[start]

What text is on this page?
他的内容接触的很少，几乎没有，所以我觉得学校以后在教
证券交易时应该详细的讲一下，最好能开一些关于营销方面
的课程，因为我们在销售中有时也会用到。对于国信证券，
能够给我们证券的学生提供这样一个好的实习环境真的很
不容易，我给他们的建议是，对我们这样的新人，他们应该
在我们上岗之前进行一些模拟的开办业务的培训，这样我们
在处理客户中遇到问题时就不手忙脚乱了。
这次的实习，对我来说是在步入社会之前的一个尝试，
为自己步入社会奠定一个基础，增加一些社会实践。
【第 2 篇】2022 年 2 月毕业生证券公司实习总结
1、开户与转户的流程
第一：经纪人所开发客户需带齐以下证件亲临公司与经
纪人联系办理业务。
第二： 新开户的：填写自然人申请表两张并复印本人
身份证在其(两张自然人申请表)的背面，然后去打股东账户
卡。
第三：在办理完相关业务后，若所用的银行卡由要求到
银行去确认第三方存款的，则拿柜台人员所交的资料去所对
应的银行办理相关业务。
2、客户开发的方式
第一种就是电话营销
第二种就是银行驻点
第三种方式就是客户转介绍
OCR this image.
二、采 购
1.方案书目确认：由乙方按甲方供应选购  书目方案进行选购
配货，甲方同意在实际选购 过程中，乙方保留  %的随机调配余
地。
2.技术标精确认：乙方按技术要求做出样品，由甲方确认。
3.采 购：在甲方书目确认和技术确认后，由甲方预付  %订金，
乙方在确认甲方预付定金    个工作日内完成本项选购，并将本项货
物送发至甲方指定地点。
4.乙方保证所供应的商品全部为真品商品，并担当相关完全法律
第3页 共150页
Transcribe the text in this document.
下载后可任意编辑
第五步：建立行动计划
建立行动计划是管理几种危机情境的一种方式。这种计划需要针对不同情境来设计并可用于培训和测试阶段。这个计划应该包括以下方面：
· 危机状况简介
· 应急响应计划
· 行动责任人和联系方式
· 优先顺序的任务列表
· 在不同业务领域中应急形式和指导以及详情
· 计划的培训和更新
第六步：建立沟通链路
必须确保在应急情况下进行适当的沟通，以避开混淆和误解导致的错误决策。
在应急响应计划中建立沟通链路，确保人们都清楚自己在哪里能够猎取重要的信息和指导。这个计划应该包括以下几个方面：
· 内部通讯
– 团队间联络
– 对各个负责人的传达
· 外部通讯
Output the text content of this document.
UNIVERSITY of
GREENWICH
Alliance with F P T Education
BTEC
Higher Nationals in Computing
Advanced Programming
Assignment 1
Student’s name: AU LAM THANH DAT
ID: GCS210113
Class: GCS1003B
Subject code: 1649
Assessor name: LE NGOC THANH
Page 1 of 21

[end]

Problem requirements »
Nothing outside the span should appear: transcribe the lines from the one containing "Output the text content of this document." through the last line of the records.

Solution for this exercise »
Output the text content of this document.
UNIVERSITY of
GREENWICH
Alliance with F P T Education
BTEC
Higher Nationals in Computing
Advanced Programming
Assignment 1
Student’s name: AU LAM THANH DAT
ID: GCS210113
Class: GCS1003B
Subject code: 1649
Assessor name: LE NGOC THANH
Page 1 of 21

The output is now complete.